:: REQUIREMENT ::
Exclude the pictures and retype the entries as written.

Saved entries

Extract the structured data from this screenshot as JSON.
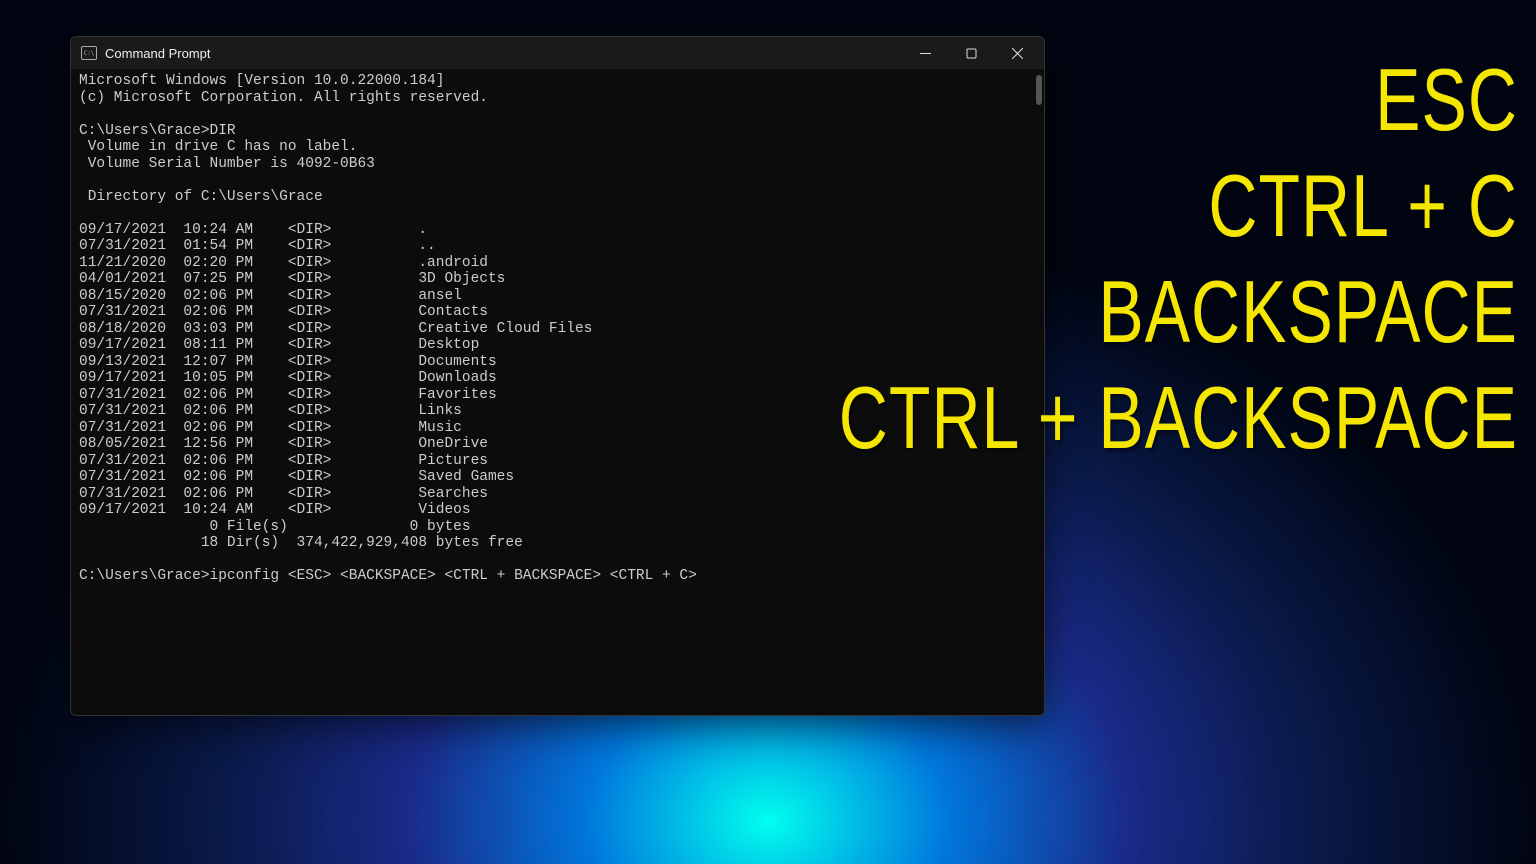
{
  "window": {
    "title": "Command Prompt"
  },
  "terminal": {
    "header_line1": "Microsoft Windows [Version 10.0.22000.184]",
    "header_line2": "(c) Microsoft Corporation. All rights reserved.",
    "prompt1": "C:\\Users\\Grace>DIR",
    "vol_line1": " Volume in drive C has no label.",
    "vol_line2": " Volume Serial Number is 4092-0B63",
    "dir_header": " Directory of C:\\Users\\Grace",
    "rows": [
      {
        "date": "09/17/2021",
        "time": "10:24 AM",
        "type": "<DIR>",
        "name": "."
      },
      {
        "date": "07/31/2021",
        "time": "01:54 PM",
        "type": "<DIR>",
        "name": ".."
      },
      {
        "date": "11/21/2020",
        "time": "02:20 PM",
        "type": "<DIR>",
        "name": ".android"
      },
      {
        "date": "04/01/2021",
        "time": "07:25 PM",
        "type": "<DIR>",
        "name": "3D Objects"
      },
      {
        "date": "08/15/2020",
        "time": "02:06 PM",
        "type": "<DIR>",
        "name": "ansel"
      },
      {
        "date": "07/31/2021",
        "time": "02:06 PM",
        "type": "<DIR>",
        "name": "Contacts"
      },
      {
        "date": "08/18/2020",
        "time": "03:03 PM",
        "type": "<DIR>",
        "name": "Creative Cloud Files"
      },
      {
        "date": "09/17/2021",
        "time": "08:11 PM",
        "type": "<DIR>",
        "name": "Desktop"
      },
      {
        "date": "09/13/2021",
        "time": "12:07 PM",
        "type": "<DIR>",
        "name": "Documents"
      },
      {
        "date": "09/17/2021",
        "time": "10:05 PM",
        "type": "<DIR>",
        "name": "Downloads"
      },
      {
        "date": "07/31/2021",
        "time": "02:06 PM",
        "type": "<DIR>",
        "name": "Favorites"
      },
      {
        "date": "07/31/2021",
        "time": "02:06 PM",
        "type": "<DIR>",
        "name": "Links"
      },
      {
        "date": "07/31/2021",
        "time": "02:06 PM",
        "type": "<DIR>",
        "name": "Music"
      },
      {
        "date": "08/05/2021",
        "time": "12:56 PM",
        "type": "<DIR>",
        "name": "OneDrive"
      },
      {
        "date": "07/31/2021",
        "time": "02:06 PM",
        "type": "<DIR>",
        "name": "Pictures"
      },
      {
        "date": "07/31/2021",
        "time": "02:06 PM",
        "type": "<DIR>",
        "name": "Saved Games"
      },
      {
        "date": "07/31/2021",
        "time": "02:06 PM",
        "type": "<DIR>",
        "name": "Searches"
      },
      {
        "date": "09/17/2021",
        "time": "10:24 AM",
        "type": "<DIR>",
        "name": "Videos"
      }
    ],
    "summary_line1": "               0 File(s)              0 bytes",
    "summary_line2": "              18 Dir(s)  374,422,929,408 bytes free",
    "prompt2": "C:\\Users\\Grace>ipconfig <ESC> <BACKSPACE> <CTRL + BACKSPACE> <CTRL + C>"
  },
  "overlay": {
    "labels": [
      "ESC",
      "CTRL + C",
      "BACKSPACE",
      "CTRL + BACKSPACE"
    ]
  }
}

:: RESULT OF THIS EXERCISE ::
Extract the structured data from this screenshot as JSON.
{
  "window": {
    "title": "Command Prompt"
  },
  "terminal": {
    "header_line1": "Microsoft Windows [Version 10.0.22000.184]",
    "header_line2": "(c) Microsoft Corporation. All rights reserved.",
    "prompt1": "C:\\Users\\Grace>DIR",
    "vol_line1": " Volume in drive C has no label.",
    "vol_line2": " Volume Serial Number is 4092-0B63",
    "dir_header": " Directory of C:\\Users\\Grace",
    "rows": [
      {
        "date": "09/17/2021",
        "time": "10:24 AM",
        "type": "<DIR>",
        "name": "."
      },
      {
        "date": "07/31/2021",
        "time": "01:54 PM",
        "type": "<DIR>",
        "name": ".."
      },
      {
        "date": "11/21/2020",
        "time": "02:20 PM",
        "type": "<DIR>",
        "name": ".android"
      },
      {
        "date": "04/01/2021",
        "time": "07:25 PM",
        "type": "<DIR>",
        "name": "3D Objects"
      },
      {
        "date": "08/15/2020",
        "time": "02:06 PM",
        "type": "<DIR>",
        "name": "ansel"
      },
      {
        "date": "07/31/2021",
        "time": "02:06 PM",
        "type": "<DIR>",
        "name": "Contacts"
      },
      {
        "date": "08/18/2020",
        "time": "03:03 PM",
        "type": "<DIR>",
        "name": "Creative Cloud Files"
      },
      {
        "date": "09/17/2021",
        "time": "08:11 PM",
        "type": "<DIR>",
        "name": "Desktop"
      },
      {
        "date": "09/13/2021",
        "time": "12:07 PM",
        "type": "<DIR>",
        "name": "Documents"
      },
      {
        "date": "09/17/2021",
        "time": "10:05 PM",
        "type": "<DIR>",
        "name": "Downloads"
      },
      {
        "date": "07/31/2021",
        "time": "02:06 PM",
        "type": "<DIR>",
        "name": "Favorites"
      },
      {
        "date": "07/31/2021",
        "time": "02:06 PM",
        "type": "<DIR>",
        "name": "Links"
      },
      {
        "date": "07/31/2021",
        "time": "02:06 PM",
        "type": "<DIR>",
        "name": "Music"
      },
      {
        "date": "08/05/2021",
        "time": "12:56 PM",
        "type": "<DIR>",
        "name": "OneDrive"
      },
      {
        "date": "07/31/2021",
        "time": "02:06 PM",
        "type": "<DIR>",
        "name": "Pictures"
      },
      {
        "date": "07/31/2021",
        "time": "02:06 PM",
        "type": "<DIR>",
        "name": "Saved Games"
      },
      {
        "date": "07/31/2021",
        "time": "02:06 PM",
        "type": "<DIR>",
        "name": "Searches"
      },
      {
        "date": "09/17/2021",
        "time": "10:24 AM",
        "type": "<DIR>",
        "name": "Videos"
      }
    ],
    "summary_line1": "               0 File(s)              0 bytes",
    "summary_line2": "              18 Dir(s)  374,422,929,408 bytes free",
    "prompt2": "C:\\Users\\Grace>ipconfig <ESC> <BACKSPACE> <CTRL + BACKSPACE> <CTRL + C>"
  },
  "overlay": {
    "labels": [
      "ESC",
      "CTRL + C",
      "BACKSPACE",
      "CTRL + BACKSPACE"
    ]
  }
}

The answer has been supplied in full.